## Problem statement
Output the material beneath exactly, leaving nothing out.

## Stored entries
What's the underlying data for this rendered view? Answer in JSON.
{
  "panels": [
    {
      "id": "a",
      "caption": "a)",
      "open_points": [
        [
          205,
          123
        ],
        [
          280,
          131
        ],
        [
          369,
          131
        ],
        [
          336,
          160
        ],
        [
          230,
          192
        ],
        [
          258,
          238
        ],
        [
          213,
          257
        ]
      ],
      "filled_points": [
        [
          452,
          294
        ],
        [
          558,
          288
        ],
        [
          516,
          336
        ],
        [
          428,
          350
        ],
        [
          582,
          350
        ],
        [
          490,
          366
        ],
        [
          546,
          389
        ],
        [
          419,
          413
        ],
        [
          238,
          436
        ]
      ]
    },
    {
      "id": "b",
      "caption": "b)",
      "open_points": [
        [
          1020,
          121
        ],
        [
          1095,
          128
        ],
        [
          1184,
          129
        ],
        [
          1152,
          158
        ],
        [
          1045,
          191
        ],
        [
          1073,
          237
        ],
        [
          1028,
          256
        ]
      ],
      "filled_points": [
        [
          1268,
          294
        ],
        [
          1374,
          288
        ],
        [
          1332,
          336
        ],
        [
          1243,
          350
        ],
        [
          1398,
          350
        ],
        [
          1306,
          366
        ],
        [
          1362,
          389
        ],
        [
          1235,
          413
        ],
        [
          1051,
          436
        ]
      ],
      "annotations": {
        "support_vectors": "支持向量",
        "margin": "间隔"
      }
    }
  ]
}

## Answer to this problem
What's the underlying data for this rendered view? Answer in JSON.
{
  "panels": [
    {
      "id": "a",
      "caption": "a)",
      "open_points": [
        [
          205,
          123
        ],
        [
          280,
          131
        ],
        [
          369,
          131
        ],
        [
          336,
          160
        ],
        [
          230,
          192
        ],
        [
          258,
          238
        ],
        [
          213,
          257
        ]
      ],
      "filled_points": [
        [
          452,
          294
        ],
        [
          558,
          288
        ],
        [
          516,
          336
        ],
        [
          428,
          350
        ],
        [
          582,
          350
        ],
        [
          490,
          366
        ],
        [
          546,
          389
        ],
        [
          419,
          413
        ],
        [
          238,
          436
        ]
      ]
    },
    {
      "id": "b",
      "caption": "b)",
      "open_points": [
        [
          1020,
          121
        ],
        [
          1095,
          128
        ],
        [
          1184,
          129
        ],
        [
          1152,
          158
        ],
        [
          1045,
          191
        ],
        [
          1073,
          237
        ],
        [
          1028,
          256
        ]
      ],
      "filled_points": [
        [
          1268,
          294
        ],
        [
          1374,
          288
        ],
        [
          1332,
          336
        ],
        [
          1243,
          350
        ],
        [
          1398,
          350
        ],
        [
          1306,
          366
        ],
        [
          1362,
          389
        ],
        [
          1235,
          413
        ],
        [
          1051,
          436
        ]
      ],
      "annotations": {
        "support_vectors": "支持向量",
        "margin": "间隔"
      }
    }
  ]
}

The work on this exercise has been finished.